Goal of the exercise: Please swap every "data-point" in the rows below for "marker", keeping everything else the same, and leave the pictures out of your answer.

Input for this task:

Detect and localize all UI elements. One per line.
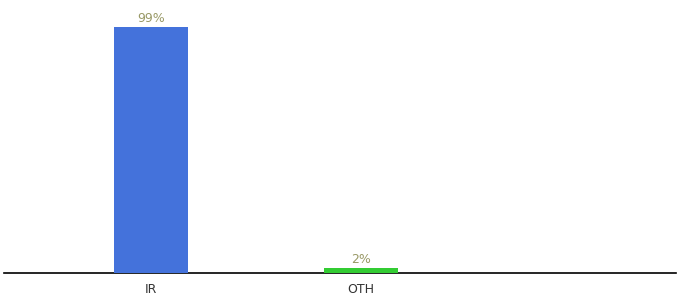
Bar: [114, 27, 188, 273]
Text: 2%: 2%: [351, 253, 371, 266]
Text: 99%: 99%: [137, 12, 165, 25]
Bar: [324, 268, 398, 273]
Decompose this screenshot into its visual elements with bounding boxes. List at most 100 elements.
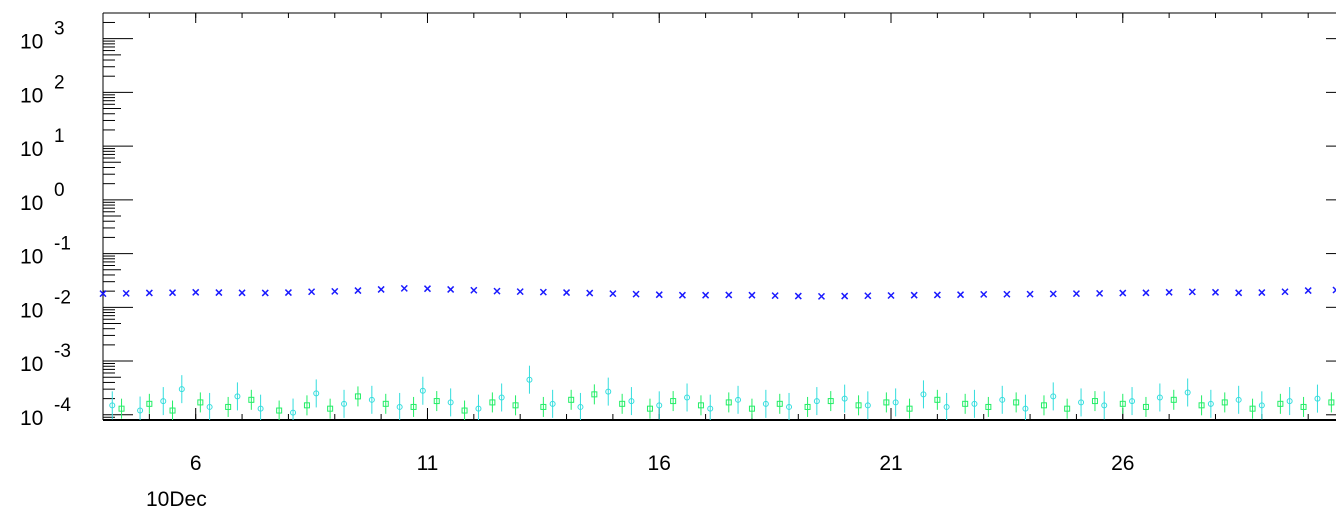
data-point	[1119, 400, 1126, 407]
data-point	[137, 407, 144, 414]
data-point	[122, 289, 130, 297]
data-point	[276, 407, 283, 414]
y-tick-label-exponent: 3	[54, 19, 65, 40]
data-point	[354, 287, 362, 295]
data-point	[549, 400, 556, 407]
y-axis-ticks: 10 -4 10 -3 10 -2 10 -1 10 0 10 1 10 2 10 3	[20, 12, 1336, 430]
data-point	[910, 291, 918, 299]
data-point	[1188, 288, 1196, 296]
data-point	[1170, 396, 1177, 403]
data-point	[248, 396, 255, 403]
data-point	[1300, 403, 1307, 410]
data-point	[813, 398, 820, 405]
data-point	[419, 387, 426, 394]
data-point	[169, 407, 176, 414]
y-tick-label-base: 10	[20, 407, 43, 430]
data-point	[748, 405, 755, 412]
data-point	[762, 400, 769, 407]
data-point	[1096, 289, 1104, 297]
data-point	[160, 398, 167, 405]
data-point	[1040, 402, 1047, 409]
data-point	[331, 287, 339, 295]
data-point	[145, 289, 153, 297]
y-tick-label-exponent: -2	[54, 287, 71, 308]
data-point	[1332, 286, 1336, 294]
data-point	[605, 388, 612, 395]
data-point	[1314, 395, 1321, 402]
data-point	[1286, 398, 1293, 405]
data-point	[1091, 398, 1098, 405]
data-point	[591, 391, 598, 398]
data-point	[410, 403, 417, 410]
data-point	[943, 403, 950, 410]
data-point	[493, 287, 501, 295]
data-point	[234, 393, 241, 400]
x-axis-ticks: 6 11 16 21 26	[102, 13, 1309, 475]
data-point	[470, 286, 478, 294]
x-tick-label: 6	[190, 452, 202, 475]
data-point	[1281, 288, 1289, 296]
data-point	[99, 290, 107, 298]
series-2	[118, 384, 1335, 420]
data-point	[1328, 399, 1335, 406]
data-point	[962, 400, 969, 407]
y-tick-label-exponent: -4	[54, 395, 71, 416]
data-point	[1198, 402, 1205, 409]
y-tick-label-exponent: -3	[54, 341, 71, 362]
y-tick-label-base: 10	[20, 138, 43, 161]
y-tick-label-base: 10	[20, 299, 43, 322]
data-point	[489, 399, 496, 406]
data-point	[447, 285, 455, 293]
data-point	[841, 292, 849, 300]
data-point	[794, 292, 802, 300]
y-tick-label-exponent: -1	[54, 234, 71, 255]
data-point	[646, 405, 653, 412]
data-point	[883, 399, 890, 406]
data-point	[341, 400, 348, 407]
series-0	[99, 284, 1336, 300]
data-point	[1207, 400, 1214, 407]
data-point	[684, 394, 691, 401]
data-point	[609, 290, 617, 298]
x-tick-label: 16	[648, 452, 671, 475]
data-point	[498, 394, 505, 401]
data-point	[656, 402, 663, 409]
data-point	[1249, 405, 1256, 412]
data-point	[178, 386, 185, 393]
data-point	[447, 399, 454, 406]
data-point	[377, 285, 385, 293]
y-tick-label-base: 10	[20, 192, 43, 215]
plot-frame	[102, 12, 1336, 421]
data-point	[146, 400, 153, 407]
data-point	[864, 292, 872, 300]
data-point	[934, 396, 941, 403]
data-point	[568, 396, 575, 403]
data-point	[516, 288, 524, 296]
data-point	[290, 409, 297, 416]
series-1	[109, 365, 1321, 420]
data-point	[586, 289, 594, 297]
x-tick-label: 21	[879, 452, 902, 475]
data-point	[461, 407, 468, 414]
data-point	[855, 402, 862, 409]
data-point	[678, 291, 686, 299]
data-point	[1211, 288, 1220, 296]
data-point	[1235, 289, 1243, 297]
data-point	[957, 291, 965, 299]
data-point	[1235, 396, 1242, 403]
data-point	[776, 400, 783, 407]
data-point	[1142, 289, 1150, 297]
data-point	[261, 289, 269, 297]
data-point	[1184, 389, 1191, 396]
x-tick-label: 26	[1111, 452, 1134, 475]
y-tick-label-exponent: 1	[54, 126, 65, 147]
data-point	[725, 399, 732, 406]
data-point	[985, 403, 992, 410]
data-point	[354, 393, 361, 400]
data-point	[563, 289, 571, 297]
data-point	[707, 405, 714, 412]
data-point	[827, 398, 834, 405]
y-tick-label-base: 10	[20, 31, 43, 54]
data-point	[1003, 290, 1011, 298]
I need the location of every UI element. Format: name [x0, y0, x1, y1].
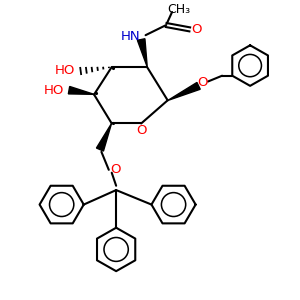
Text: O: O — [191, 23, 202, 36]
Text: O: O — [110, 163, 121, 176]
Polygon shape — [168, 82, 200, 100]
Polygon shape — [68, 86, 94, 94]
Text: CH₃: CH₃ — [167, 3, 190, 16]
Text: HO: HO — [44, 84, 64, 97]
Polygon shape — [137, 39, 147, 67]
Polygon shape — [96, 123, 112, 151]
Text: O: O — [197, 76, 207, 89]
Text: O: O — [136, 124, 147, 137]
Text: HN: HN — [121, 30, 141, 43]
Text: HO: HO — [54, 64, 75, 77]
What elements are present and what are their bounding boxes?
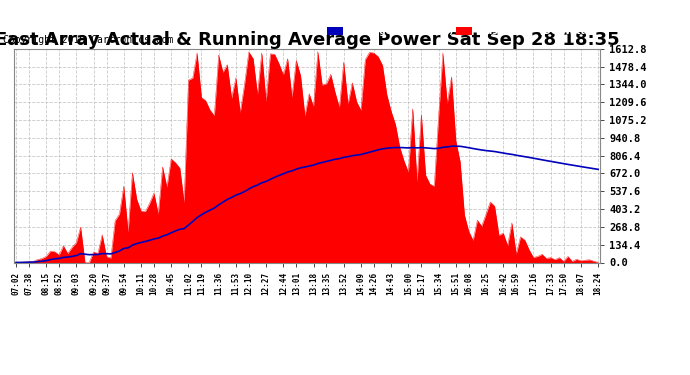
Title: East Array Actual & Running Average Power Sat Sep 28 18:35: East Array Actual & Running Average Powe… — [0, 31, 620, 49]
Text: Copyright 2019 Cartronics.com: Copyright 2019 Cartronics.com — [3, 35, 174, 45]
Legend: Average  (DC Watts), East Array  (DC Watts): Average (DC Watts), East Array (DC Watts… — [325, 26, 595, 38]
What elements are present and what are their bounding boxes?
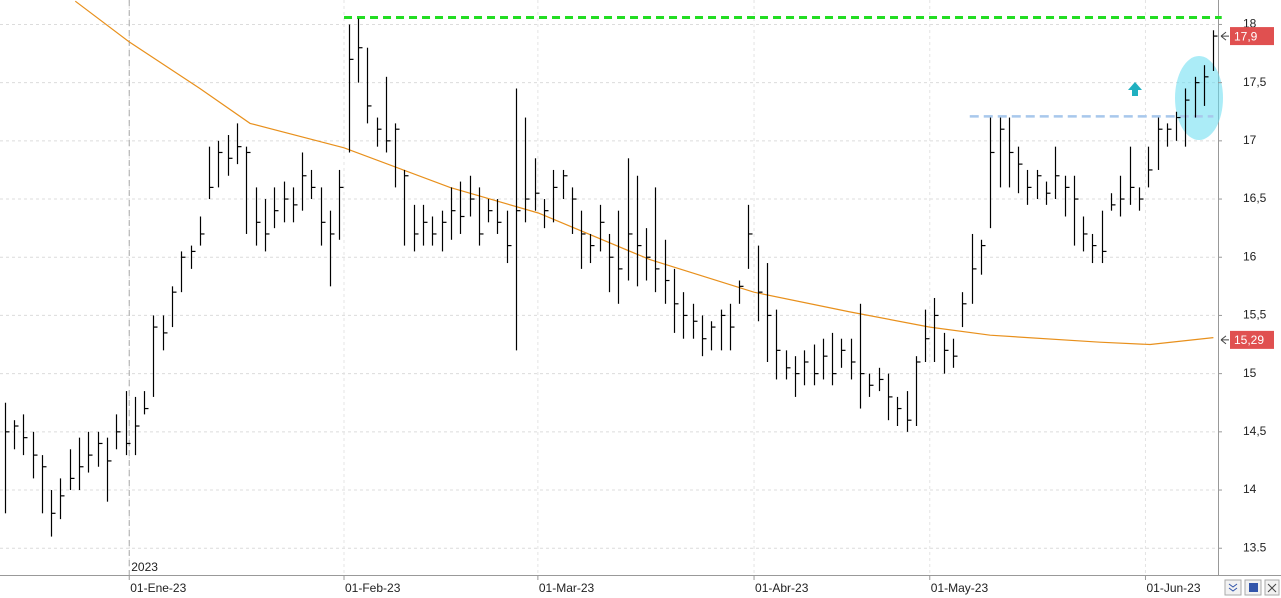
- x-tick-label: 01-Abr-23: [755, 581, 809, 595]
- x-tick-label: 01-Ene-23: [130, 581, 186, 595]
- y-tick-label: 17,5: [1243, 75, 1267, 89]
- y-tick-label: 15,5: [1243, 308, 1267, 322]
- price-label-box: [1230, 27, 1274, 46]
- y-tick-label: 13.5: [1243, 540, 1267, 554]
- highlight-ellipse: [1175, 56, 1223, 140]
- y-tick-label: 15: [1243, 366, 1257, 380]
- y-tick-label: 16,5: [1243, 191, 1267, 205]
- x-tick-label: 01-May-23: [931, 581, 989, 595]
- x-tick-label: 01-Feb-23: [345, 581, 401, 595]
- icon: [1228, 583, 1238, 592]
- icon: [1267, 583, 1277, 593]
- up-arrow: [1128, 82, 1142, 96]
- y-tick-label: 17: [1243, 133, 1257, 147]
- x-tick-label: 01-Jun-23: [1146, 581, 1200, 595]
- price-pointer: [1220, 31, 1229, 41]
- year-label: 2023: [131, 560, 158, 574]
- y-tick-label: 14,5: [1243, 424, 1267, 438]
- price-label-box: [1230, 330, 1274, 349]
- corner-buttons[interactable]: [1224, 579, 1280, 596]
- y-tick-label: 14: [1243, 482, 1257, 496]
- x-tick-label: 01-Mar-23: [539, 581, 595, 595]
- icon: [1249, 583, 1258, 592]
- price-label: 15,29: [1234, 333, 1264, 347]
- price-label: 17,9: [1234, 29, 1258, 43]
- y-tick-label: 16: [1243, 249, 1257, 263]
- price-pointer: [1220, 335, 1229, 345]
- moving-average: [74, 0, 1214, 346]
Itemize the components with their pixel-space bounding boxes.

Written response:
Detect and localize all UI elements. One per line.
Bar: [114, 27, 188, 273]
Text: 2%: 2%: [351, 253, 371, 266]
Text: 99%: 99%: [137, 12, 165, 25]
Bar: [324, 268, 398, 273]
Decompose this screenshot into its visual elements with bounding boxes. List at most 100 elements.
marker	[1119, 400, 1126, 407]
marker	[137, 407, 144, 414]
marker	[122, 289, 130, 297]
marker	[276, 407, 283, 414]
y-tick-label-exponent: 3	[54, 19, 65, 40]
marker	[354, 287, 362, 295]
marker	[549, 400, 556, 407]
y-axis-ticks: 10 -4 10 -3 10 -2 10 -1 10 0 10 1 10 2 10 3	[20, 12, 1336, 430]
marker	[910, 291, 918, 299]
marker	[1188, 288, 1196, 296]
marker	[1170, 396, 1177, 403]
marker	[248, 396, 255, 403]
marker	[1300, 403, 1307, 410]
marker	[813, 398, 820, 405]
marker	[419, 387, 426, 394]
marker	[169, 407, 176, 414]
y-tick-label-base: 10	[20, 407, 43, 430]
marker	[748, 405, 755, 412]
marker	[762, 400, 769, 407]
marker	[1096, 289, 1104, 297]
marker	[160, 398, 167, 405]
marker	[1040, 402, 1047, 409]
marker	[331, 287, 339, 295]
marker	[145, 289, 153, 297]
y-tick-label-exponent: -2	[54, 287, 71, 308]
marker	[1332, 286, 1336, 294]
marker	[605, 388, 612, 395]
marker	[1314, 395, 1321, 402]
marker	[1286, 398, 1293, 405]
marker	[1091, 398, 1098, 405]
marker	[591, 391, 598, 398]
marker	[410, 403, 417, 410]
marker	[943, 403, 950, 410]
marker	[493, 287, 501, 295]
marker	[234, 393, 241, 400]
x-axis-ticks: 6 11 16 21 26	[102, 13, 1309, 475]
marker	[470, 286, 478, 294]
x-tick-label: 6	[190, 452, 202, 475]
marker	[1281, 288, 1289, 296]
marker	[99, 290, 107, 298]
series-2	[118, 384, 1335, 420]
marker	[1328, 399, 1335, 406]
marker	[962, 400, 969, 407]
y-tick-label-exponent: -4	[54, 395, 71, 416]
marker	[1198, 402, 1205, 409]
y-tick-label-exponent: -3	[54, 341, 71, 362]
y-tick-label-base: 10	[20, 138, 43, 161]
y-tick-label-base: 10	[20, 299, 43, 322]
marker	[489, 399, 496, 406]
marker	[447, 285, 455, 293]
marker	[841, 292, 849, 300]
marker	[794, 292, 802, 300]
y-tick-label-exponent: -1	[54, 234, 71, 255]
marker	[646, 405, 653, 412]
marker	[883, 399, 890, 406]
marker	[341, 400, 348, 407]
series-0	[99, 284, 1336, 300]
marker	[1207, 400, 1214, 407]
marker	[684, 394, 691, 401]
marker	[609, 290, 617, 298]
x-tick-label: 16	[648, 452, 671, 475]
marker	[498, 394, 505, 401]
marker	[656, 402, 663, 409]
marker	[1249, 405, 1256, 412]
marker	[178, 386, 185, 393]
marker	[447, 399, 454, 406]
marker	[377, 285, 385, 293]
y-tick-label-base: 10	[20, 192, 43, 215]
plot-frame	[102, 12, 1336, 421]
marker	[146, 400, 153, 407]
marker	[864, 292, 872, 300]
marker	[934, 396, 941, 403]
marker	[568, 396, 575, 403]
marker	[516, 288, 524, 296]
marker	[290, 409, 297, 416]
series-1	[109, 365, 1321, 420]
marker	[586, 289, 594, 297]
x-tick-label: 21	[879, 452, 902, 475]
marker	[461, 407, 468, 414]
marker	[855, 402, 862, 409]
marker	[678, 291, 686, 299]
marker	[1211, 288, 1220, 296]
marker	[1235, 289, 1243, 297]
marker	[957, 291, 965, 299]
marker	[1235, 396, 1242, 403]
marker	[776, 400, 783, 407]
marker	[1142, 289, 1150, 297]
marker	[261, 289, 269, 297]
marker	[1184, 389, 1191, 396]
x-tick-label: 26	[1111, 452, 1134, 475]
y-tick-label-exponent: 1	[54, 126, 65, 147]
marker	[725, 399, 732, 406]
marker	[985, 403, 992, 410]
marker	[354, 393, 361, 400]
marker	[563, 289, 571, 297]
marker	[707, 405, 714, 412]
marker	[827, 398, 834, 405]
y-tick-label-base: 10	[20, 31, 43, 54]
marker	[1003, 290, 1011, 298]
I need the location of every UI element. Format: name [x0, y0, x1, y1].
Text: O: O — [191, 23, 202, 36]
Text: O: O — [110, 163, 121, 176]
Polygon shape — [168, 82, 200, 100]
Polygon shape — [68, 86, 94, 94]
Text: CH₃: CH₃ — [167, 3, 190, 16]
Text: HO: HO — [44, 84, 64, 97]
Polygon shape — [137, 39, 147, 67]
Polygon shape — [96, 123, 112, 151]
Text: O: O — [197, 76, 207, 89]
Text: O: O — [136, 124, 147, 137]
Text: HN: HN — [121, 30, 141, 43]
Text: HO: HO — [54, 64, 75, 77]
What elements are present and what are their bounding boxes?
Title: East Array Actual & Running Average Power Sat Sep 28 18:35: East Array Actual & Running Average Powe… — [0, 31, 620, 49]
Text: Copyright 2019 Cartronics.com: Copyright 2019 Cartronics.com — [3, 35, 174, 45]
Legend: Average  (DC Watts), East Array  (DC Watts): Average (DC Watts), East Array (DC Watts… — [325, 26, 595, 38]
What elements are present and what are their bounding boxes?
- x-tick-label: 01-Abr-23: [755, 581, 809, 595]
- x-tick-label: 01-Ene-23: [130, 581, 186, 595]
- y-tick-label: 17,5: [1243, 75, 1267, 89]
- y-tick-label: 15,5: [1243, 308, 1267, 322]
- price-label-box: [1230, 27, 1274, 46]
- y-tick-label: 13.5: [1243, 540, 1267, 554]
- highlight-ellipse: [1175, 56, 1223, 140]
- y-tick-label: 15: [1243, 366, 1257, 380]
- y-tick-label: 16,5: [1243, 191, 1267, 205]
- x-tick-label: 01-May-23: [931, 581, 989, 595]
- x-tick-label: 01-Feb-23: [345, 581, 401, 595]
- icon: [1228, 583, 1238, 592]
- icon: [1267, 583, 1277, 593]
- up-arrow: [1128, 82, 1142, 96]
- y-tick-label: 17: [1243, 133, 1257, 147]
- x-tick-label: 01-Jun-23: [1146, 581, 1200, 595]
- price-pointer: [1220, 31, 1229, 41]
- year-label: 2023: [131, 560, 158, 574]
- y-tick-label: 14,5: [1243, 424, 1267, 438]
- price-label-box: [1230, 330, 1274, 349]
- corner-buttons[interactable]: [1224, 579, 1280, 596]
- y-tick-label: 14: [1243, 482, 1257, 496]
- x-tick-label: 01-Mar-23: [539, 581, 595, 595]
- icon: [1249, 583, 1258, 592]
- price-label: 15,29: [1234, 333, 1264, 347]
- price-label: 17,9: [1234, 29, 1258, 43]
- y-tick-label: 16: [1243, 249, 1257, 263]
- price-pointer: [1220, 335, 1229, 345]
- moving-average: [74, 0, 1214, 346]
Itemize the components with their pixel-space bounding boxes.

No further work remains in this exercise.